======== Data records
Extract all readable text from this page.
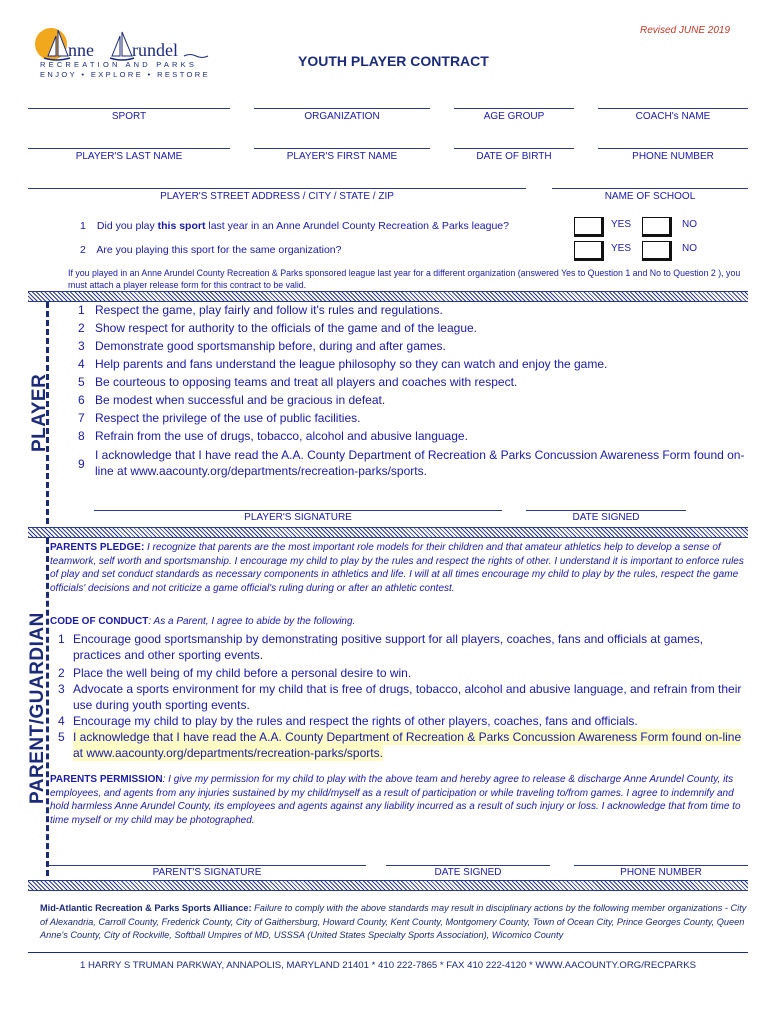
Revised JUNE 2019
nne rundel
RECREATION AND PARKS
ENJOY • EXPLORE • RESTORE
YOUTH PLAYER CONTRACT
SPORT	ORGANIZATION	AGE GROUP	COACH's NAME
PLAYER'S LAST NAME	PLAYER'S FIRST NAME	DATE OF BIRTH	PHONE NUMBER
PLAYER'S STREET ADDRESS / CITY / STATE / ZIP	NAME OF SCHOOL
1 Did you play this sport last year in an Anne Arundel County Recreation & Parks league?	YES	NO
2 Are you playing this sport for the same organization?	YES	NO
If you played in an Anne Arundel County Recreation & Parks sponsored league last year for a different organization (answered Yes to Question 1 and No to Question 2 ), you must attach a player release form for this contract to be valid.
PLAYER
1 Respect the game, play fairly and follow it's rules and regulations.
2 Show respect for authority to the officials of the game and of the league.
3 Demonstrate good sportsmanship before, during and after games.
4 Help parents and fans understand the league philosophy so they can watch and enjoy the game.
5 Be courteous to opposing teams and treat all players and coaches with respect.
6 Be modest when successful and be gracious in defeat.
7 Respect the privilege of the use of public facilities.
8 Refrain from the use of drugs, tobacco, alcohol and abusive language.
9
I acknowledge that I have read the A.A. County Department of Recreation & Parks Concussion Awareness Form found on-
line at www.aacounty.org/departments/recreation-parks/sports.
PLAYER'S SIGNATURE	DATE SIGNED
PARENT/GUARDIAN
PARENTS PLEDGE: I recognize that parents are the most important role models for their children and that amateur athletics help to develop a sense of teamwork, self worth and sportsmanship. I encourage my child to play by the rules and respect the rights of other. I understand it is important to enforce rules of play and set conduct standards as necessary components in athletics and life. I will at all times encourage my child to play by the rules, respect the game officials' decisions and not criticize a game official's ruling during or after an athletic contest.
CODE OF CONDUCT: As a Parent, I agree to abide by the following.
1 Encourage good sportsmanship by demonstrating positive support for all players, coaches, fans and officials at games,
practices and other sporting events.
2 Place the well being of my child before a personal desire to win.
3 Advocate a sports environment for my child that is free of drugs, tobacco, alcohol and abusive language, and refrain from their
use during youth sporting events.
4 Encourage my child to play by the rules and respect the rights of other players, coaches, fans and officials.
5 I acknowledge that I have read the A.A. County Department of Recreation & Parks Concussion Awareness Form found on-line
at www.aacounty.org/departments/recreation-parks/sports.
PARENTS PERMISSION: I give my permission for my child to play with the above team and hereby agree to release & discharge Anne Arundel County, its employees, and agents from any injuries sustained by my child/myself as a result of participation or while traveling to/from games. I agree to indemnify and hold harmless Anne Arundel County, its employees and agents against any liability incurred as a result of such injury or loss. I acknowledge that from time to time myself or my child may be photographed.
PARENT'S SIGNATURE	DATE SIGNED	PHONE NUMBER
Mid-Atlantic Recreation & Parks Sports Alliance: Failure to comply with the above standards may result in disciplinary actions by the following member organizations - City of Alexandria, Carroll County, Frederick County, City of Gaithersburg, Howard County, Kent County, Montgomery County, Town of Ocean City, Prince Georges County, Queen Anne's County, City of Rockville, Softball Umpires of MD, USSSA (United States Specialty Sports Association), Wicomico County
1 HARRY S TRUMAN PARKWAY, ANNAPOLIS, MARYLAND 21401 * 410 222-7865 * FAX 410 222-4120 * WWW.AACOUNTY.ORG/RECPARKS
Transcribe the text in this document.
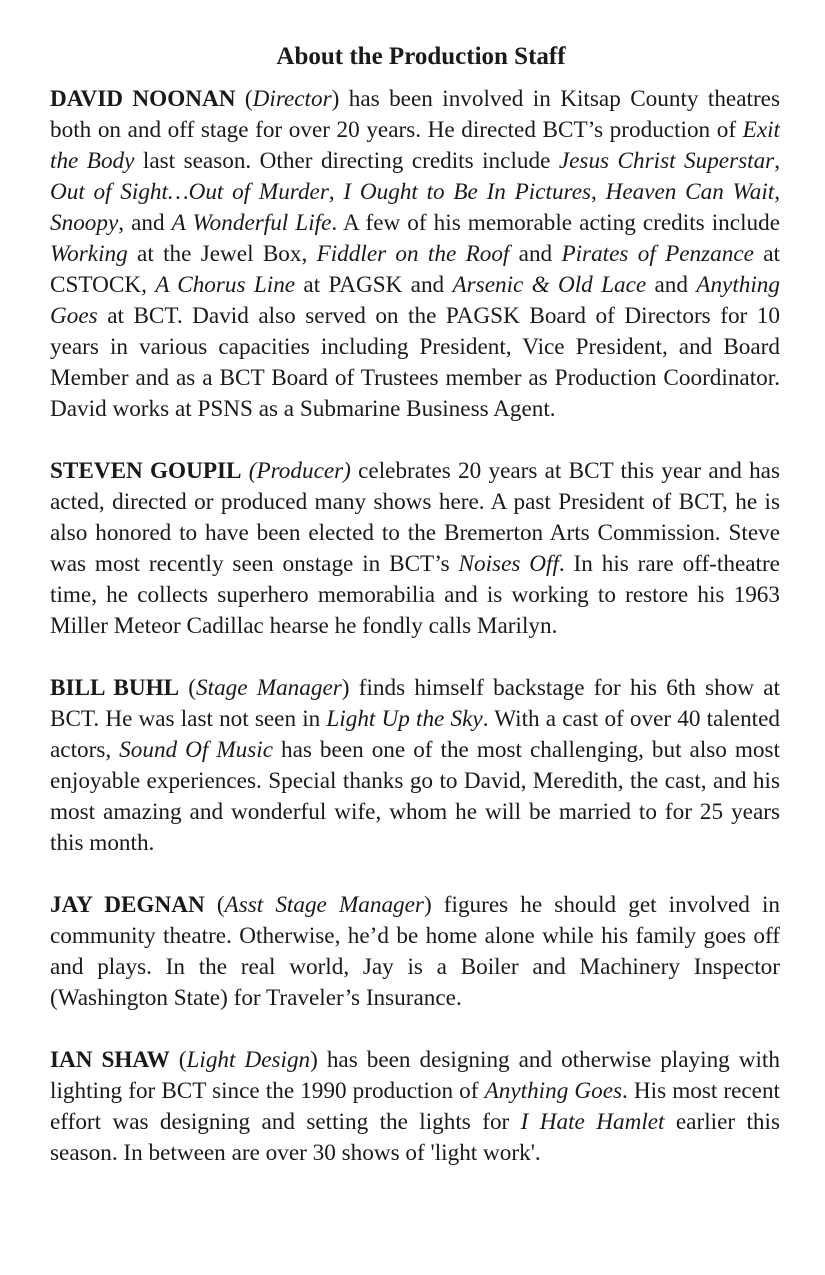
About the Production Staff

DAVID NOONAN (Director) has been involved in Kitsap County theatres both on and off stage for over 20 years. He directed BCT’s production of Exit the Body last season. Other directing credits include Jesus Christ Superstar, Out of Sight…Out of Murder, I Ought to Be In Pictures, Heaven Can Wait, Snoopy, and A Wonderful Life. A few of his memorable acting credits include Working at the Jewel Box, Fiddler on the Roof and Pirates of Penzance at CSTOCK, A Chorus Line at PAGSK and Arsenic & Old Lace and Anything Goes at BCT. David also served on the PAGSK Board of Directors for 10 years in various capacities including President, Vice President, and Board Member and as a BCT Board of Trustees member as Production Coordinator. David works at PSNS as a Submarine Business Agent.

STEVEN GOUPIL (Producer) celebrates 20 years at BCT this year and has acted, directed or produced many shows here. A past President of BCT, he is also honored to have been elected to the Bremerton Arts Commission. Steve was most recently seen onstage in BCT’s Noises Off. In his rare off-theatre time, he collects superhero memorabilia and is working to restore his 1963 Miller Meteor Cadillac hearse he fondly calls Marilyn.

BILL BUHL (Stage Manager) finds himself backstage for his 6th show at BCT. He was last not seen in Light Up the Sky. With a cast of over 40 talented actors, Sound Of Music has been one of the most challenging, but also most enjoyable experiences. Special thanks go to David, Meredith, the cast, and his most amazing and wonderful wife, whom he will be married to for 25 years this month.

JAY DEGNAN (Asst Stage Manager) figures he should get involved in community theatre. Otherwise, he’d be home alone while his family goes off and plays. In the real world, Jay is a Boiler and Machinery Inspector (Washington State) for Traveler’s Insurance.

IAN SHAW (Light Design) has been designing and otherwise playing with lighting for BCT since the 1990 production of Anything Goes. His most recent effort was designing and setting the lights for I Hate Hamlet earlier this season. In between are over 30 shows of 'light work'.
================
- **Stated exercise**: Leave out the pictures, and give all the records again exactly.

- **Solved problem**:
Extract all readable text from this page.
Revised JUNE 2019
nne rundel
RECREATION AND PARKS
ENJOY • EXPLORE • RESTORE
YOUTH PLAYER CONTRACT
SPORT	ORGANIZATION	AGE GROUP	COACH's NAME
PLAYER'S LAST NAME	PLAYER'S FIRST NAME	DATE OF BIRTH	PHONE NUMBER
PLAYER'S STREET ADDRESS / CITY / STATE / ZIP	NAME OF SCHOOL
1 Did you play this sport last year in an Anne Arundel County Recreation & Parks league?	YES	NO
2 Are you playing this sport for the same organization?	YES	NO
If you played in an Anne Arundel County Recreation & Parks sponsored league last year for a different organization (answered Yes to Question 1 and No to Question 2 ), you must attach a player release form for this contract to be valid.
PLAYER
1 Respect the game, play fairly and follow it's rules and regulations.
2 Show respect for authority to the officials of the game and of the league.
3 Demonstrate good sportsmanship before, during and after games.
4 Help parents and fans understand the league philosophy so they can watch and enjoy the game.
5 Be courteous to opposing teams and treat all players and coaches with respect.
6 Be modest when successful and be gracious in defeat.
7 Respect the privilege of the use of public facilities.
8 Refrain from the use of drugs, tobacco, alcohol and abusive language.
9
I acknowledge that I have read the A.A. County Department of Recreation & Parks Concussion Awareness Form found on-
line at www.aacounty.org/departments/recreation-parks/sports.
PLAYER'S SIGNATURE	DATE SIGNED
PARENT/GUARDIAN
PARENTS PLEDGE: I recognize that parents are the most important role models for their children and that amateur athletics help to develop a sense of teamwork, self worth and sportsmanship. I encourage my child to play by the rules and respect the rights of other. I understand it is important to enforce rules of play and set conduct standards as necessary components in athletics and life. I will at all times encourage my child to play by the rules, respect the game officials' decisions and not criticize a game official's ruling during or after an athletic contest.
CODE OF CONDUCT: As a Parent, I agree to abide by the following.
1 Encourage good sportsmanship by demonstrating positive support for all players, coaches, fans and officials at games,
practices and other sporting events.
2 Place the well being of my child before a personal desire to win.
3 Advocate a sports environment for my child that is free of drugs, tobacco, alcohol and abusive language, and refrain from their
use during youth sporting events.
4 Encourage my child to play by the rules and respect the rights of other players, coaches, fans and officials.
5 I acknowledge that I have read the A.A. County Department of Recreation & Parks Concussion Awareness Form found on-line
at www.aacounty.org/departments/recreation-parks/sports.
PARENTS PERMISSION: I give my permission for my child to play with the above team and hereby agree to release & discharge Anne Arundel County, its employees, and agents from any injuries sustained by my child/myself as a result of participation or while traveling to/from games. I agree to indemnify and hold harmless Anne Arundel County, its employees and agents against any liability incurred as a result of such injury or loss. I acknowledge that from time to time myself or my child may be photographed.
PARENT'S SIGNATURE	DATE SIGNED	PHONE NUMBER
Mid-Atlantic Recreation & Parks Sports Alliance: Failure to comply with the above standards may result in disciplinary actions by the following member organizations - City of Alexandria, Carroll County, Frederick County, City of Gaithersburg, Howard County, Kent County, Montgomery County, Town of Ocean City, Prince Georges County, Queen Anne's County, City of Rockville, Softball Umpires of MD, USSSA (United States Specialty Sports Association), Wicomico County
1 HARRY S TRUMAN PARKWAY, ANNAPOLIS, MARYLAND 21401 * 410 222-7865 * FAX 410 222-4120 * WWW.AACOUNTY.ORG/RECPARKS
Transcribe the text in this document.
About the Production Staff

DAVID NOONAN (Director) has been involved in Kitsap County theatres both on and off stage for over 20 years. He directed BCT’s production of Exit the Body last season. Other directing credits include Jesus Christ Superstar, Out of Sight…Out of Murder, I Ought to Be In Pictures, Heaven Can Wait, Snoopy, and A Wonderful Life. A few of his memorable acting credits include Working at the Jewel Box, Fiddler on the Roof and Pirates of Penzance at CSTOCK, A Chorus Line at PAGSK and Arsenic & Old Lace and Anything Goes at BCT. David also served on the PAGSK Board of Directors for 10 years in various capacities including President, Vice President, and Board Member and as a BCT Board of Trustees member as Production Coordinator. David works at PSNS as a Submarine Business Agent.

STEVEN GOUPIL (Producer) celebrates 20 years at BCT this year and has acted, directed or produced many shows here. A past President of BCT, he is also honored to have been elected to the Bremerton Arts Commission. Steve was most recently seen onstage in BCT’s Noises Off. In his rare off-theatre time, he collects superhero memorabilia and is working to restore his 1963 Miller Meteor Cadillac hearse he fondly calls Marilyn.

BILL BUHL (Stage Manager) finds himself backstage for his 6th show at BCT. He was last not seen in Light Up the Sky. With a cast of over 40 talented actors, Sound Of Music has been one of the most challenging, but also most enjoyable experiences. Special thanks go to David, Meredith, the cast, and his most amazing and wonderful wife, whom he will be married to for 25 years this month.

JAY DEGNAN (Asst Stage Manager) figures he should get involved in community theatre. Otherwise, he’d be home alone while his family goes off and plays. In the real world, Jay is a Boiler and Machinery Inspector (Washington State) for Traveler’s Insurance.

IAN SHAW (Light Design) has been designing and otherwise playing with lighting for BCT since the 1990 production of Anything Goes. His most recent effort was designing and setting the lights for I Hate Hamlet earlier this season. In between are over 30 shows of 'light work'.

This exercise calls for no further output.